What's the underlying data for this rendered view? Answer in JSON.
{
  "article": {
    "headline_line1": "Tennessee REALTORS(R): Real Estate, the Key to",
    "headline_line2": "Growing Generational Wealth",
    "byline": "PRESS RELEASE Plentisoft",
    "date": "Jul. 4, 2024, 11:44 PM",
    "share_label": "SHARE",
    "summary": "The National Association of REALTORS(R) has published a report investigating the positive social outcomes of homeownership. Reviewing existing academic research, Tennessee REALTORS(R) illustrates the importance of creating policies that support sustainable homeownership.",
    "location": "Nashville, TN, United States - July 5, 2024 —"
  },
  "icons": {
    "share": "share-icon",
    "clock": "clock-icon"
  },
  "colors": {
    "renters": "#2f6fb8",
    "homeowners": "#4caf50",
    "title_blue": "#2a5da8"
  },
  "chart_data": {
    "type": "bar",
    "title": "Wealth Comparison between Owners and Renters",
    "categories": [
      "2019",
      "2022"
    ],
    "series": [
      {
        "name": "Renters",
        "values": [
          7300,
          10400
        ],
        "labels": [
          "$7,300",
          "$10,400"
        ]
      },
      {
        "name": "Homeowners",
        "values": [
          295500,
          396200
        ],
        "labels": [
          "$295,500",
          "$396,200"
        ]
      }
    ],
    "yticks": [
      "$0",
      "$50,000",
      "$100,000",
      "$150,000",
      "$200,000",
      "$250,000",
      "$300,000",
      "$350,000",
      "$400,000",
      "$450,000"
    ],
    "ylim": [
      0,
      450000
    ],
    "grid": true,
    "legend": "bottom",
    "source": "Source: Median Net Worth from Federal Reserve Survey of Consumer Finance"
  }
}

_ _ _ _

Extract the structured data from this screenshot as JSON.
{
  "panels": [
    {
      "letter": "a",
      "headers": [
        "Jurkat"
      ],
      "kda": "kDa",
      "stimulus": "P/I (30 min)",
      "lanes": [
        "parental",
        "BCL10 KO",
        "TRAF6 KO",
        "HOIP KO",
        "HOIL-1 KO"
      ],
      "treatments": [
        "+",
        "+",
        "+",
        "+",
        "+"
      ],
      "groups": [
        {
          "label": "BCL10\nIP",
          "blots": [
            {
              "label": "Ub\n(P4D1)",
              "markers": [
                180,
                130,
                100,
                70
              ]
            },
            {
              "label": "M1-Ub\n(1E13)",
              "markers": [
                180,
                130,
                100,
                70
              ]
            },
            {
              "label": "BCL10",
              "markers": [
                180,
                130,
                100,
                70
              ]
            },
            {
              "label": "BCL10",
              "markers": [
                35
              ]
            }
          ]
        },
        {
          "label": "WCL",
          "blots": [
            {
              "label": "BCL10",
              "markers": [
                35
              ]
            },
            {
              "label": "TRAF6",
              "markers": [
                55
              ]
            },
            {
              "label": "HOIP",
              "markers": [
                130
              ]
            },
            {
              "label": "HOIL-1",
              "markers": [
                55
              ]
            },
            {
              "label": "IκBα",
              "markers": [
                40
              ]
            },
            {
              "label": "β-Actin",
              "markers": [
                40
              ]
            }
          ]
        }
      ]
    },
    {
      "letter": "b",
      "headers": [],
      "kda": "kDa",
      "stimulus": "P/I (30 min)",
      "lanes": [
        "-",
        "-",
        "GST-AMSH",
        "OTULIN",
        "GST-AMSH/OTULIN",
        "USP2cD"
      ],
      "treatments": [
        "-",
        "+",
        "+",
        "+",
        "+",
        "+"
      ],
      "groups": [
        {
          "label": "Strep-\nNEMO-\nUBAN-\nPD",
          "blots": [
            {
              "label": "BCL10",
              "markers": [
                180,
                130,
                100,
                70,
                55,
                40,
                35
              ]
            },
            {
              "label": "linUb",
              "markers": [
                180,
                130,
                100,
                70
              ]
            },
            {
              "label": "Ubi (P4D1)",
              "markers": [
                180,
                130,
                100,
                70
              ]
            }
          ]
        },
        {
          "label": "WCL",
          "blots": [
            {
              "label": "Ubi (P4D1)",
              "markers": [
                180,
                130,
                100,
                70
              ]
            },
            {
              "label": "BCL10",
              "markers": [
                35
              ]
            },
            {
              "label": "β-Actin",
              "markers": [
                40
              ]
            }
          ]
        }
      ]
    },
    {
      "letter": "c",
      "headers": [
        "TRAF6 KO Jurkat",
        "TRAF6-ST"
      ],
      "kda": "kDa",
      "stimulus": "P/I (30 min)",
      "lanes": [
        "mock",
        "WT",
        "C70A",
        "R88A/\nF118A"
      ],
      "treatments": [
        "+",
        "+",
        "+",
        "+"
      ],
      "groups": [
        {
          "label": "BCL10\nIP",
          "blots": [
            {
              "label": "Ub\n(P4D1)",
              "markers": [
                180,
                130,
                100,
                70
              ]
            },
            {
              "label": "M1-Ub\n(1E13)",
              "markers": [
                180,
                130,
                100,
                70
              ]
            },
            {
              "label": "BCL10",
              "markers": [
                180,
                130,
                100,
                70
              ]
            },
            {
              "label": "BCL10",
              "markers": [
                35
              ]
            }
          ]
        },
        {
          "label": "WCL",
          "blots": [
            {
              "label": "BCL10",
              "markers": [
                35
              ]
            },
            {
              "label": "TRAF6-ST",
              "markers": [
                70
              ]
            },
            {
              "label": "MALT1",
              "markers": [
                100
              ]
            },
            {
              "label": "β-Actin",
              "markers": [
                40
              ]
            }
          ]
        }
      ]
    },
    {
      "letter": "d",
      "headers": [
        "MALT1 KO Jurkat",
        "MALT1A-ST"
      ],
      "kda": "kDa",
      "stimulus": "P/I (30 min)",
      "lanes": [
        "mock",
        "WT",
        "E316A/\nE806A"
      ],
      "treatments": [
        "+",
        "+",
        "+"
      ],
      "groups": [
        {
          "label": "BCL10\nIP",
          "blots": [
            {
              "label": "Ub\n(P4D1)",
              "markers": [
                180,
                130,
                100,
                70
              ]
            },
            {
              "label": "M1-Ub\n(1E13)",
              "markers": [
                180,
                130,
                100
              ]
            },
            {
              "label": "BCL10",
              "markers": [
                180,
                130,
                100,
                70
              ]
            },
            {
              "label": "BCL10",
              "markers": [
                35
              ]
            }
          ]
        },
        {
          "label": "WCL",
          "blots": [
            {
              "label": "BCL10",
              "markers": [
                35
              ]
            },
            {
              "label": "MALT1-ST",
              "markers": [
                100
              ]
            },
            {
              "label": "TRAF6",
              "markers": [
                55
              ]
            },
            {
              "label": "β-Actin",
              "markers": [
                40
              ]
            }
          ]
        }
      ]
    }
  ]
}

_ _ _ _

▶ WORK INSTRUCTIONS: Write out every line of the preceding listing that contains "from".

▶ RIGHT ANSWER:
    "source": "Source: Median Net Worth from Federal Reserve Survey of Consumer Finance"
Extract the structured data from this screenshot as JSON.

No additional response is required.